STATED GOAL — In the entries below, find the lines with the word "this" and copy them.

RECORDS —
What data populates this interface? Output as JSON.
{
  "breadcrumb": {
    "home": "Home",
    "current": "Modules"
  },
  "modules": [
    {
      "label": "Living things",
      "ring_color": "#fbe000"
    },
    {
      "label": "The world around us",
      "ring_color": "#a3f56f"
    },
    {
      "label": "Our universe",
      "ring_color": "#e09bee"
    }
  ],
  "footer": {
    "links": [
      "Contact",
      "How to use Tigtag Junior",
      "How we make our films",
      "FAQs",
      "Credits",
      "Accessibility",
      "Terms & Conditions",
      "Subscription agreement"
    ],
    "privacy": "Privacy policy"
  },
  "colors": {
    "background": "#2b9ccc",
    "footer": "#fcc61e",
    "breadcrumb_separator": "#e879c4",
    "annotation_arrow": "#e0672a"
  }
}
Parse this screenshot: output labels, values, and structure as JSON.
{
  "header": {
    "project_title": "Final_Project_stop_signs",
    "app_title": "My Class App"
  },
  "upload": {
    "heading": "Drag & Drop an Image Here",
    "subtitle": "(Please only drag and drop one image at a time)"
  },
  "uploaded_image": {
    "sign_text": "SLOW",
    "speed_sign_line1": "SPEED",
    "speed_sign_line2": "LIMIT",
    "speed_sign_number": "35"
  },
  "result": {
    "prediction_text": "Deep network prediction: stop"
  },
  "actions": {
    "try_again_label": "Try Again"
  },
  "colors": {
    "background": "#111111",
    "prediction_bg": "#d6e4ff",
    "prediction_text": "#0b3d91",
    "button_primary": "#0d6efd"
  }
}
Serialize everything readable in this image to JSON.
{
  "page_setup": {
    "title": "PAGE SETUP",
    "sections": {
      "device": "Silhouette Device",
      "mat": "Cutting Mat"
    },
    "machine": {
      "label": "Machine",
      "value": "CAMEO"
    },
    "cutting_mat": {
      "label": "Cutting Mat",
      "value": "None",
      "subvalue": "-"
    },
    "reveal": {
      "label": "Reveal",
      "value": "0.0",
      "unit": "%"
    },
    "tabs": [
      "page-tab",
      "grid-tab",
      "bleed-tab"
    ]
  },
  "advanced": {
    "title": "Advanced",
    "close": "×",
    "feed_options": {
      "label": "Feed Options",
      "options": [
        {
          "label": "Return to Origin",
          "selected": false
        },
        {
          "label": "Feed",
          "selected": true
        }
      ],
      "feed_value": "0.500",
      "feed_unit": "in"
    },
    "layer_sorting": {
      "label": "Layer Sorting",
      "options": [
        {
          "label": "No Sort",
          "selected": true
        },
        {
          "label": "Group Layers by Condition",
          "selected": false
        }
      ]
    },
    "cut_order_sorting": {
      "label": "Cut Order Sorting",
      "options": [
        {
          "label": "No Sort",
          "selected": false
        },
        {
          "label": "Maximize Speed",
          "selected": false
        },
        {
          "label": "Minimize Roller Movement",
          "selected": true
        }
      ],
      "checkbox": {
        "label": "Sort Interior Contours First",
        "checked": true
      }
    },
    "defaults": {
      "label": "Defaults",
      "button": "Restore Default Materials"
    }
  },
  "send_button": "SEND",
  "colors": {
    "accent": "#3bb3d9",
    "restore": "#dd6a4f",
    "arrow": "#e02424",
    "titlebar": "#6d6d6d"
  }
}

ANSWER BELOW —
What data populates this interface? Output as JSON.
Parse this screenshot: output labels, values, and structure as JSON.
Serialize everything readable in this image to JSON.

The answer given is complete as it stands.